◆ YOUR TASK ◆
Express the lines below as a JSON list of strings, one string per line, and leave out any blank lines.

◆ DATA EXTRACT ◆
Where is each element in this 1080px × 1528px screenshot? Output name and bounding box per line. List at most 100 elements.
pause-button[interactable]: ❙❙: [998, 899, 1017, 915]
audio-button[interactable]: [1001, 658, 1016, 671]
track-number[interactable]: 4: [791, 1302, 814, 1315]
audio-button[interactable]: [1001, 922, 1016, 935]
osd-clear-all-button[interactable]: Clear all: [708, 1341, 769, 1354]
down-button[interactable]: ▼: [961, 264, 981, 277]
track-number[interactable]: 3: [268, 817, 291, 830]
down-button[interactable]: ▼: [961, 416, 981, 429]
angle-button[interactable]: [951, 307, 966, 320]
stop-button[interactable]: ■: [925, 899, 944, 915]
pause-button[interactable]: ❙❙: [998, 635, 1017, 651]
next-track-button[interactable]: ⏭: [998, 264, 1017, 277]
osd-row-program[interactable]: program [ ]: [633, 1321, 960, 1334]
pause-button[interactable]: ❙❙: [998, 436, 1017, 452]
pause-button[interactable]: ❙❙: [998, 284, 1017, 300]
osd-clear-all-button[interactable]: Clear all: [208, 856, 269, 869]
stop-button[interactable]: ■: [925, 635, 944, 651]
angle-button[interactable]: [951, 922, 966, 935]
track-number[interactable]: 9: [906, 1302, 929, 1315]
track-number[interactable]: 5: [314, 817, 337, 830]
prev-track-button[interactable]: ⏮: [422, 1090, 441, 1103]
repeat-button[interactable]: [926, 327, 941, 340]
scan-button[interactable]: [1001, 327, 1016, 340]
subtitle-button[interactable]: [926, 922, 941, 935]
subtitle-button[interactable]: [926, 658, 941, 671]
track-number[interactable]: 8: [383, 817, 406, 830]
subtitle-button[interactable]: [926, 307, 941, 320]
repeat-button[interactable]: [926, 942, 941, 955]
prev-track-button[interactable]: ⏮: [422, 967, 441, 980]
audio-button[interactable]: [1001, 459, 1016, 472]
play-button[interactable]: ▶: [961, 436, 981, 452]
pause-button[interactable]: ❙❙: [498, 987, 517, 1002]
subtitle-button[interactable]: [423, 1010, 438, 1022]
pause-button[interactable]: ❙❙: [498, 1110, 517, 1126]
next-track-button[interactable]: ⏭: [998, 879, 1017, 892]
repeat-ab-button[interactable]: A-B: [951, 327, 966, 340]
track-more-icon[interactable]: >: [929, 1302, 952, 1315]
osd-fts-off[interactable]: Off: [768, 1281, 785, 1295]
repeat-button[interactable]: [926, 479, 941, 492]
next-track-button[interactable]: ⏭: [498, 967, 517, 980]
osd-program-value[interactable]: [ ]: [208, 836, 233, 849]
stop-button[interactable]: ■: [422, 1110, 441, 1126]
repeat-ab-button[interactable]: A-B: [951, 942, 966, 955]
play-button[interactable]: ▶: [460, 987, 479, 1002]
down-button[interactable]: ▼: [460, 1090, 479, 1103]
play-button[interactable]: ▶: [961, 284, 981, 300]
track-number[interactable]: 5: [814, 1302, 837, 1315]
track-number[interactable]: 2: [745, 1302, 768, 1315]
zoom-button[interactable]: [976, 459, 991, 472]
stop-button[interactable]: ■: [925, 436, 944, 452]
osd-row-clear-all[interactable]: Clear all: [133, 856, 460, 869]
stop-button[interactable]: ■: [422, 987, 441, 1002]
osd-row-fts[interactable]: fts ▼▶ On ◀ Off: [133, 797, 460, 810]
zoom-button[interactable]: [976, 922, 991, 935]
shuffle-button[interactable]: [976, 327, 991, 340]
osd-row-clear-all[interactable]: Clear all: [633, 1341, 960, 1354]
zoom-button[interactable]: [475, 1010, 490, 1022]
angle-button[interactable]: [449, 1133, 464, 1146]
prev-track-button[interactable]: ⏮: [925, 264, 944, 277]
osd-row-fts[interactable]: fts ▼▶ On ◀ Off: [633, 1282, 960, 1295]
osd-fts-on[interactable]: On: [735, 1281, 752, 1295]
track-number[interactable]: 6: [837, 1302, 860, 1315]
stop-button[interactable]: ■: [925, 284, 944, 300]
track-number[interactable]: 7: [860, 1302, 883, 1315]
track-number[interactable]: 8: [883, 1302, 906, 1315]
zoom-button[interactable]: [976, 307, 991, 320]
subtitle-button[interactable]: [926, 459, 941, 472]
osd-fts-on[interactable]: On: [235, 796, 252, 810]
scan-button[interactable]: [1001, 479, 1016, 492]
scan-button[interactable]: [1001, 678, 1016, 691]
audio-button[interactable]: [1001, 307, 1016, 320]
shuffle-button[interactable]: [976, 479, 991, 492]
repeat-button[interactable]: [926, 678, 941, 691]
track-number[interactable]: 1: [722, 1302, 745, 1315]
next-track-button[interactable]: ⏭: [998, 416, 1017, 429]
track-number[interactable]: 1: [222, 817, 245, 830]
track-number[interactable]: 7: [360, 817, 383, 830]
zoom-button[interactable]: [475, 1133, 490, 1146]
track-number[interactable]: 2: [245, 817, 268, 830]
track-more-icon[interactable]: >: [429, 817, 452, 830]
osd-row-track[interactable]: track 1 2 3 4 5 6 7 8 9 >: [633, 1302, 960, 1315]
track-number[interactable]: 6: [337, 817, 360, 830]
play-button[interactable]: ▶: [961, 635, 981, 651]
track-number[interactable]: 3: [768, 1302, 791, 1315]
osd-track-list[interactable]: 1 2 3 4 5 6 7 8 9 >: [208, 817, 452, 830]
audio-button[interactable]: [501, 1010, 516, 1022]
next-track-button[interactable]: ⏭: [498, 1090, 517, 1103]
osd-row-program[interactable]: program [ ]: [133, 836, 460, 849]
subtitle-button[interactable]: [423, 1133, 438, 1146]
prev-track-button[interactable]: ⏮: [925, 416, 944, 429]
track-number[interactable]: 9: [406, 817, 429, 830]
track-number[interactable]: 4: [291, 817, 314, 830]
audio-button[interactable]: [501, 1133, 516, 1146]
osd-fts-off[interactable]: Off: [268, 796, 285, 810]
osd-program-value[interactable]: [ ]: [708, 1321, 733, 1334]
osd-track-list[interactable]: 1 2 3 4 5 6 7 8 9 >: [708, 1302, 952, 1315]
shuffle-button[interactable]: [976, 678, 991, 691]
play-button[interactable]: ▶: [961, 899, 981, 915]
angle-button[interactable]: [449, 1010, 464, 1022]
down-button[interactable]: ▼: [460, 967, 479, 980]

◆ OUTPUT FOR THIS TASK ◆
[
  "Where is each element in this 1080px × 1528px screenshot? Output name and bounding box per line. List at most 100 elements.",
  "pause-button[interactable]: ❙❙: [998, 899, 1017, 915]",
  "audio-button[interactable]: [1001, 658, 1016, 671]",
  "track-number[interactable]: 4: [791, 1302, 814, 1315]",
  "audio-button[interactable]: [1001, 922, 1016, 935]",
  "osd-clear-all-button[interactable]: Clear all: [708, 1341, 769, 1354]",
  "down-button[interactable]: ▼: [961, 264, 981, 277]",
  "track-number[interactable]: 3: [268, 817, 291, 830]",
  "down-button[interactable]: ▼: [961, 416, 981, 429]",
  "angle-button[interactable]: [951, 307, 966, 320]",
  "stop-button[interactable]: ■: [925, 899, 944, 915]",
  "pause-button[interactable]: ❙❙: [998, 635, 1017, 651]",
  "next-track-button[interactable]: ⏭: [998, 264, 1017, 277]",
  "osd-row-program[interactable]: program [ ]: [633, 1321, 960, 1334]",
  "pause-button[interactable]: ❙❙: [998, 436, 1017, 452]",
  "pause-button[interactable]: ❙❙: [998, 284, 1017, 300]",
  "osd-clear-all-button[interactable]: Clear all: [208, 856, 269, 869]",
  "stop-button[interactable]: ■: [925, 635, 944, 651]",
  "angle-button[interactable]: [951, 922, 966, 935]",
  "track-number[interactable]: 9: [906, 1302, 929, 1315]",
  "track-number[interactable]: 5: [314, 817, 337, 830]",
  "prev-track-button[interactable]: ⏮: [422, 1090, 441, 1103]",
  "repeat-button[interactable]: [926, 327, 941, 340]",
  "scan-button[interactable]: [1001, 327, 1016, 340]",
  "subtitle-button[interactable]: [926, 922, 941, 935]",
  "subtitle-button[interactable]: [926, 658, 941, 671]",
  "track-number[interactable]: 8: [383, 817, 406, 830]",
  "subtitle-button[interactable]: [926, 307, 941, 320]",
  "repeat-button[interactable]: [926, 942, 941, 955]",
  "prev-track-button[interactable]: ⏮: [422, 967, 441, 980]",
  "audio-button[interactable]: [1001, 459, 1016, 472]",
  "play-button[interactable]: ▶: [961, 436, 981, 452]",
  "pause-button[interactable]: ❙❙: [498, 987, 517, 1002]",
  "subtitle-button[interactable]: [423, 1010, 438, 1022]",
  "pause-button[interactable]: ❙❙: [498, 1110, 517, 1126]",
  "next-track-button[interactable]: ⏭: [998, 879, 1017, 892]",
  "repeat-ab-button[interactable]: A-B: [951, 327, 966, 340]",
  "track-more-icon[interactable]: >: [929, 1302, 952, 1315]",
  "osd-fts-off[interactable]: Off: [768, 1281, 785, 1295]",
  "repeat-button[interactable]: [926, 479, 941, 492]",
  "next-track-button[interactable]: ⏭: [498, 967, 517, 980]",
  "osd-program-value[interactable]: [ ]: [208, 836, 233, 849]",
  "stop-button[interactable]: ■: [422, 1110, 441, 1126]",
  "repeat-ab-button[interactable]: A-B: [951, 942, 966, 955]",
  "play-button[interactable]: ▶: [460, 987, 479, 1002]",
  "down-button[interactable]: ▼: [460, 1090, 479, 1103]",
  "play-button[interactable]: ▶: [961, 284, 981, 300]",
  "track-number[interactable]: 5: [814, 1302, 837, 1315]",
  "track-number[interactable]: 2: [745, 1302, 768, 1315]",
  "zoom-button[interactable]: [976, 459, 991, 472]",
  "stop-button[interactable]: ■: [925, 436, 944, 452]",
  "osd-row-clear-all[interactable]: Clear all: [133, 856, 460, 869]",
  "stop-button[interactable]: ■: [422, 987, 441, 1002]",
  "osd-row-fts[interactable]: fts ▼▶ On ◀ Off: [133, 797, 460, 810]",
  "zoom-button[interactable]: [976, 922, 991, 935]",
  "shuffle-button[interactable]: [976, 327, 991, 340]",
  "osd-row-clear-all[interactable]: Clear all: [633, 1341, 960, 1354]",
  "zoom-button[interactable]: [475, 1010, 490, 1022]",
  "angle-button[interactable]: [449, 1133, 464, 1146]",
  "prev-track-button[interactable]: ⏮: [925, 264, 944, 277]",
  "osd-row-fts[interactable]: fts ▼▶ On ◀ Off: [633, 1282, 960, 1295]",
  "osd-fts-on[interactable]: On: [735, 1281, 752, 1295]",
  "track-number[interactable]: 6: [837, 1302, 860, 1315]",
  "stop-button[interactable]: ■: [925, 284, 944, 300]",
  "track-number[interactable]: 7: [860, 1302, 883, 1315]",
  "track-number[interactable]: 8: [883, 1302, 906, 1315]",
  "zoom-button[interactable]: [976, 307, 991, 320]",
  "subtitle-button[interactable]: [926, 459, 941, 472]",
  "osd-fts-on[interactable]: On: [235, 796, 252, 810]",
  "scan-button[interactable]: [1001, 479, 1016, 492]",
  "scan-button[interactable]: [1001, 678, 1016, 691]",
  "audio-button[interactable]: [1001, 307, 1016, 320]",
  "shuffle-button[interactable]: [976, 479, 991, 492]",
  "repeat-button[interactable]: [926, 678, 941, 691]",
  "track-number[interactable]: 1: [722, 1302, 745, 1315]",
  "next-track-button[interactable]: ⏭: [998, 416, 1017, 429]",
  "track-number[interactable]: 1: [222, 817, 245, 830]",
  "track-number[interactable]: 7: [360, 817, 383, 830]",
  "zoom-button[interactable]: [475, 1133, 490, 1146]",
  "track-number[interactable]: 2: [245, 817, 268, 830]",
  "track-more-icon[interactable]: >: [429, 817, 452, 830]",
  "osd-row-track[interactable]: track 1 2 3 4 5 6 7 8 9 >: [633, 1302, 960, 1315]",
  "track-number[interactable]: 6: [337, 817, 360, 830]",
  "play-button[interactable]: ▶: [961, 635, 981, 651]",
  "track-number[interactable]: 3: [768, 1302, 791, 1315]",
  "osd-track-list[interactable]: 1 2 3 4 5 6 7 8 9 >: [208, 817, 452, 830]",
  "audio-button[interactable]: [501, 1010, 516, 1022]",
  "next-track-button[interactable]: ⏭: [498, 1090, 517, 1103]",
  "osd-row-program[interactable]: program [ ]: [133, 836, 460, 849]",
  "subtitle-button[interactable]: [423, 1133, 438, 1146]",
  "prev-track-button[interactable]: ⏮: [925, 416, 944, 429]",
  "track-number[interactable]: 9: [406, 817, 429, 830]",
  "track-number[interactable]: 4: [291, 817, 314, 830]",
  "audio-button[interactable]: [501, 1133, 516, 1146]",
  "osd-fts-off[interactable]: Off: [268, 796, 285, 810]",
  "osd-program-value[interactable]: [ ]: [708, 1321, 733, 1334]",
  "osd-track-list[interactable]: 1 2 3 4 5 6 7 8 9 >: [708, 1302, 952, 1315]",
  "shuffle-button[interactable]: [976, 678, 991, 691]",
  "play-button[interactable]: ▶: [961, 899, 981, 915]",
  "angle-button[interactable]: [449, 1010, 464, 1022]",
  "down-button[interactable]: ▼: [460, 967, 479, 980]"
]